Your objective: Reproduce this listing in full.

○ ○ ○ ○ ○

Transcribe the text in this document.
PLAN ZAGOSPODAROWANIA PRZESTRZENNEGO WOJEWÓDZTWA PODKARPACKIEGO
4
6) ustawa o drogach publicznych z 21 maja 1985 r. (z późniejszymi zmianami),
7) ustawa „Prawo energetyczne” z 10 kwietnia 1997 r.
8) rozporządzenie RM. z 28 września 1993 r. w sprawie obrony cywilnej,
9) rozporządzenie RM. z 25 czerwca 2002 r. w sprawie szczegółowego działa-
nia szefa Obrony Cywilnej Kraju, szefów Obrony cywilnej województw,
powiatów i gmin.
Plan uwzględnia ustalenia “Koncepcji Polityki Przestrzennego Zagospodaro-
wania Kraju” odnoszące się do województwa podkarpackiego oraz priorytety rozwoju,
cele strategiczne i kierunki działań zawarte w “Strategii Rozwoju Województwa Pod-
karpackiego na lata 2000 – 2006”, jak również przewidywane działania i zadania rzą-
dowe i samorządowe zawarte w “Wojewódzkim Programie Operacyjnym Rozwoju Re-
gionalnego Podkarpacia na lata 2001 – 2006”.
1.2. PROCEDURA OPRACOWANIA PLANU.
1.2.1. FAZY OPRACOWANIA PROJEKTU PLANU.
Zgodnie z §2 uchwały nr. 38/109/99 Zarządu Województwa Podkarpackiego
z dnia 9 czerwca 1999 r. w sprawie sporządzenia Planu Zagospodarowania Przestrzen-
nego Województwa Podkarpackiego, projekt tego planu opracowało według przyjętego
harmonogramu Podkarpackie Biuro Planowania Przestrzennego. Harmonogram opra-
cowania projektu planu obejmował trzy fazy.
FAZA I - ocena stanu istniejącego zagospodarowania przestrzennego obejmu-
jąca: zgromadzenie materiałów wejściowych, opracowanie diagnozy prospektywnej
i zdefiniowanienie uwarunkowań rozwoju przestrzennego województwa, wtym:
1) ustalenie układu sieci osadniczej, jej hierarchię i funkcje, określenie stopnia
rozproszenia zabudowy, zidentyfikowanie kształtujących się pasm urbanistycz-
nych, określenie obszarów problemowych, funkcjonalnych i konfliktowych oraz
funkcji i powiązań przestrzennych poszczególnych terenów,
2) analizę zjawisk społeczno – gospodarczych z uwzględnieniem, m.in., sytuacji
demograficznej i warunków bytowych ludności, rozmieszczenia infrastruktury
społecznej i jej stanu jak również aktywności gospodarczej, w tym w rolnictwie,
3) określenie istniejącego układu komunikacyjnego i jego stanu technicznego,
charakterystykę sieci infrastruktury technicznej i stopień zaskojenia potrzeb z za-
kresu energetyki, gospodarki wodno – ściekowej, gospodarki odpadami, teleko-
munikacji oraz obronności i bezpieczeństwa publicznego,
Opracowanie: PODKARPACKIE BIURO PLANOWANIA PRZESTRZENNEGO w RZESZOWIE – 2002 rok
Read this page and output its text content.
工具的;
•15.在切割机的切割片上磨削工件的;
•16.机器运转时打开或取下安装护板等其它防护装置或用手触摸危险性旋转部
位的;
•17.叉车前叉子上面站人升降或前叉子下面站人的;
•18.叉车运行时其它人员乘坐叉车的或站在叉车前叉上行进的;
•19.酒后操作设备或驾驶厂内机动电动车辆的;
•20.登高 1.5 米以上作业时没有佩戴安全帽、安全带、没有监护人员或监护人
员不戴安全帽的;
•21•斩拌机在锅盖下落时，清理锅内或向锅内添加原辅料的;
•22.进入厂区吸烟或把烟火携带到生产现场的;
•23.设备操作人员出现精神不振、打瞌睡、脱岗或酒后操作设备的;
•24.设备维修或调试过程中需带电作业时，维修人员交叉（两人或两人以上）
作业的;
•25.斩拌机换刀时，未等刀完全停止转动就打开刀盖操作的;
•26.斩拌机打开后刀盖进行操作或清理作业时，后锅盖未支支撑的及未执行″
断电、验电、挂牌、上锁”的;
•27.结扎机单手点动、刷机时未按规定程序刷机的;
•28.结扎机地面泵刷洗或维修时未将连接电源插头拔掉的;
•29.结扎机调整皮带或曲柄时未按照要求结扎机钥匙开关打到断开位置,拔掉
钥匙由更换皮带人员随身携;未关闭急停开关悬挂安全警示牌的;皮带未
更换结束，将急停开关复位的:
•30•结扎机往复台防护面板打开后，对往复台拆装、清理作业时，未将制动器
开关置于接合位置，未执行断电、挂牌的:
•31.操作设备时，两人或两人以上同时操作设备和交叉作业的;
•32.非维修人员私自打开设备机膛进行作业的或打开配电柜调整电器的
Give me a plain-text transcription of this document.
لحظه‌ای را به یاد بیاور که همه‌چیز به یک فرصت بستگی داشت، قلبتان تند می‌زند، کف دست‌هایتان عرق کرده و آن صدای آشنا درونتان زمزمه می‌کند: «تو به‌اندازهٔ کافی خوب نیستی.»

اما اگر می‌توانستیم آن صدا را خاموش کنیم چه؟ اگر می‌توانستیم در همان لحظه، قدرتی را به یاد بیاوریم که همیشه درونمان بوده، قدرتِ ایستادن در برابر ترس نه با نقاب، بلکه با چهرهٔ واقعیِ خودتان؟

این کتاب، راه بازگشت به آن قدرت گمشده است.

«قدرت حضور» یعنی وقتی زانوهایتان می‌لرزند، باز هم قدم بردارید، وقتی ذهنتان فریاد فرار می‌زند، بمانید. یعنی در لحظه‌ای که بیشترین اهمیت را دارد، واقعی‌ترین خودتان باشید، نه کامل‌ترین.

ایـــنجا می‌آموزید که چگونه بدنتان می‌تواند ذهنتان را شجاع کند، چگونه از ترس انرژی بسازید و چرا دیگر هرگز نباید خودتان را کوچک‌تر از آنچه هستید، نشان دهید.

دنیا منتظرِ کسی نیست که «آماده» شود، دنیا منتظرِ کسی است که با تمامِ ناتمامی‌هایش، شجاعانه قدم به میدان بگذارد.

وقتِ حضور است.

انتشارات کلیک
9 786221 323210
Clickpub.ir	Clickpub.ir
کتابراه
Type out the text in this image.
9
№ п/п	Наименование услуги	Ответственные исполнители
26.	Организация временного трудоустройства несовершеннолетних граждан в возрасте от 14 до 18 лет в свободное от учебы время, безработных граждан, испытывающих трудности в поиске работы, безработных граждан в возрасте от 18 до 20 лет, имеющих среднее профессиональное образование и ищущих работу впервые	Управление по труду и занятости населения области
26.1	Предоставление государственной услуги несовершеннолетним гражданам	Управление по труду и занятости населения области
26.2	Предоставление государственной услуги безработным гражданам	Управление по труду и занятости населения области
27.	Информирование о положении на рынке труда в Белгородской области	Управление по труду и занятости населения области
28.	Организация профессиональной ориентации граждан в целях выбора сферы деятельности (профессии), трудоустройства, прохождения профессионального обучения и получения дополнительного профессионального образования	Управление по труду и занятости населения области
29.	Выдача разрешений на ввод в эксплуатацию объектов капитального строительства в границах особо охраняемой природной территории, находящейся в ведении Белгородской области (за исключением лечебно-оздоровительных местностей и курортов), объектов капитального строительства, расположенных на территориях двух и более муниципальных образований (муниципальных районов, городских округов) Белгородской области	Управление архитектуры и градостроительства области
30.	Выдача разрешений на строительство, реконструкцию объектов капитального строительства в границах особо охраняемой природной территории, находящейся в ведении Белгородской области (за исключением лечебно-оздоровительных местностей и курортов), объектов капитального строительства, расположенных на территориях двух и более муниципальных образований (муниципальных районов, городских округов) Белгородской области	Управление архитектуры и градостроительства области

○ ○ ○ ○ ○

Response to this task:
Transcribe the text in this document.
PLAN ZAGOSPODAROWANIA PRZESTRZENNEGO WOJEWÓDZTWA PODKARPACKIEGO
4
6) ustawa o drogach publicznych z 21 maja 1985 r. (z późniejszymi zmianami),
7) ustawa „Prawo energetyczne” z 10 kwietnia 1997 r.
8) rozporządzenie RM. z 28 września 1993 r. w sprawie obrony cywilnej,
9) rozporządzenie RM. z 25 czerwca 2002 r. w sprawie szczegółowego działa-
nia szefa Obrony Cywilnej Kraju, szefów Obrony cywilnej województw,
powiatów i gmin.
Plan uwzględnia ustalenia “Koncepcji Polityki Przestrzennego Zagospodaro-
wania Kraju” odnoszące się do województwa podkarpackiego oraz priorytety rozwoju,
cele strategiczne i kierunki działań zawarte w “Strategii Rozwoju Województwa Pod-
karpackiego na lata 2000 – 2006”, jak również przewidywane działania i zadania rzą-
dowe i samorządowe zawarte w “Wojewódzkim Programie Operacyjnym Rozwoju Re-
gionalnego Podkarpacia na lata 2001 – 2006”.
1.2. PROCEDURA OPRACOWANIA PLANU.
1.2.1. FAZY OPRACOWANIA PROJEKTU PLANU.
Zgodnie z §2 uchwały nr. 38/109/99 Zarządu Województwa Podkarpackiego
z dnia 9 czerwca 1999 r. w sprawie sporządzenia Planu Zagospodarowania Przestrzen-
nego Województwa Podkarpackiego, projekt tego planu opracowało według przyjętego
harmonogramu Podkarpackie Biuro Planowania Przestrzennego. Harmonogram opra-
cowania projektu planu obejmował trzy fazy.
FAZA I - ocena stanu istniejącego zagospodarowania przestrzennego obejmu-
jąca: zgromadzenie materiałów wejściowych, opracowanie diagnozy prospektywnej
i zdefiniowanienie uwarunkowań rozwoju przestrzennego województwa, wtym:
1) ustalenie układu sieci osadniczej, jej hierarchię i funkcje, określenie stopnia
rozproszenia zabudowy, zidentyfikowanie kształtujących się pasm urbanistycz-
nych, określenie obszarów problemowych, funkcjonalnych i konfliktowych oraz
funkcji i powiązań przestrzennych poszczególnych terenów,
2) analizę zjawisk społeczno – gospodarczych z uwzględnieniem, m.in., sytuacji
demograficznej i warunków bytowych ludności, rozmieszczenia infrastruktury
społecznej i jej stanu jak również aktywności gospodarczej, w tym w rolnictwie,
3) określenie istniejącego układu komunikacyjnego i jego stanu technicznego,
charakterystykę sieci infrastruktury technicznej i stopień zaskojenia potrzeb z za-
kresu energetyki, gospodarki wodno – ściekowej, gospodarki odpadami, teleko-
munikacji oraz obronności i bezpieczeństwa publicznego,
Opracowanie: PODKARPACKIE BIURO PLANOWANIA PRZESTRZENNEGO w RZESZOWIE – 2002 rok
Read this page and output its text content.
工具的;
•15.在切割机的切割片上磨削工件的;
•16.机器运转时打开或取下安装护板等其它防护装置或用手触摸危险性旋转部
位的;
•17.叉车前叉子上面站人升降或前叉子下面站人的;
•18.叉车运行时其它人员乘坐叉车的或站在叉车前叉上行进的;
•19.酒后操作设备或驾驶厂内机动电动车辆的;
•20.登高 1.5 米以上作业时没有佩戴安全帽、安全带、没有监护人员或监护人
员不戴安全帽的;
•21•斩拌机在锅盖下落时，清理锅内或向锅内添加原辅料的;
•22.进入厂区吸烟或把烟火携带到生产现场的;
•23.设备操作人员出现精神不振、打瞌睡、脱岗或酒后操作设备的;
•24.设备维修或调试过程中需带电作业时，维修人员交叉（两人或两人以上）
作业的;
•25.斩拌机换刀时，未等刀完全停止转动就打开刀盖操作的;
•26.斩拌机打开后刀盖进行操作或清理作业时，后锅盖未支支撑的及未执行″
断电、验电、挂牌、上锁”的;
•27.结扎机单手点动、刷机时未按规定程序刷机的;
•28.结扎机地面泵刷洗或维修时未将连接电源插头拔掉的;
•29.结扎机调整皮带或曲柄时未按照要求结扎机钥匙开关打到断开位置,拔掉
钥匙由更换皮带人员随身携;未关闭急停开关悬挂安全警示牌的;皮带未
更换结束，将急停开关复位的:
•30•结扎机往复台防护面板打开后，对往复台拆装、清理作业时，未将制动器
开关置于接合位置，未执行断电、挂牌的:
•31.操作设备时，两人或两人以上同时操作设备和交叉作业的;
•32.非维修人员私自打开设备机膛进行作业的或打开配电柜调整电器的
Give me a plain-text transcription of this document.
لحظه‌ای را به یاد بیاور که همه‌چیز به یک فرصت بستگی داشت، قلبتان تند می‌زند، کف دست‌هایتان عرق کرده و آن صدای آشنا درونتان زمزمه می‌کند: «تو به‌اندازهٔ کافی خوب نیستی.»

اما اگر می‌توانستیم آن صدا را خاموش کنیم چه؟ اگر می‌توانستیم در همان لحظه، قدرتی را به یاد بیاوریم که همیشه درونمان بوده، قدرتِ ایستادن در برابر ترس نه با نقاب، بلکه با چهرهٔ واقعیِ خودتان؟

این کتاب، راه بازگشت به آن قدرت گمشده است.

«قدرت حضور» یعنی وقتی زانوهایتان می‌لرزند، باز هم قدم بردارید، وقتی ذهنتان فریاد فرار می‌زند، بمانید. یعنی در لحظه‌ای که بیشترین اهمیت را دارد، واقعی‌ترین خودتان باشید، نه کامل‌ترین.

ایـــنجا می‌آموزید که چگونه بدنتان می‌تواند ذهنتان را شجاع کند، چگونه از ترس انرژی بسازید و چرا دیگر هرگز نباید خودتان را کوچک‌تر از آنچه هستید، نشان دهید.

دنیا منتظرِ کسی نیست که «آماده» شود، دنیا منتظرِ کسی است که با تمامِ ناتمامی‌هایش، شجاعانه قدم به میدان بگذارد.

وقتِ حضور است.

انتشارات کلیک
9 786221 323210
Clickpub.ir	Clickpub.ir
کتابراه
Type out the text in this image.
9
№ п/п	Наименование услуги	Ответственные исполнители
26.	Организация временного трудоустройства несовершеннолетних граждан в возрасте от 14 до 18 лет в свободное от учебы время, безработных граждан, испытывающих трудности в поиске работы, безработных граждан в возрасте от 18 до 20 лет, имеющих среднее профессиональное образование и ищущих работу впервые	Управление по труду и занятости населения области
26.1	Предоставление государственной услуги несовершеннолетним гражданам	Управление по труду и занятости населения области
26.2	Предоставление государственной услуги безработным гражданам	Управление по труду и занятости населения области
27.	Информирование о положении на рынке труда в Белгородской области	Управление по труду и занятости населения области
28.	Организация профессиональной ориентации граждан в целях выбора сферы деятельности (профессии), трудоустройства, прохождения профессионального обучения и получения дополнительного профессионального образования	Управление по труду и занятости населения области
29.	Выдача разрешений на ввод в эксплуатацию объектов капитального строительства в границах особо охраняемой природной территории, находящейся в ведении Белгородской области (за исключением лечебно-оздоровительных местностей и курортов), объектов капитального строительства, расположенных на территориях двух и более муниципальных образований (муниципальных районов, городских округов) Белгородской области	Управление архитектуры и градостроительства области
30.	Выдача разрешений на строительство, реконструкцию объектов капитального строительства в границах особо охраняемой природной территории, находящейся в ведении Белгородской области (за исключением лечебно-оздоровительных местностей и курортов), объектов капитального строительства, расположенных на территориях двух и более муниципальных образований (муниципальных районов, городских округов) Белгородской области	Управление архитектуры и градостроительства области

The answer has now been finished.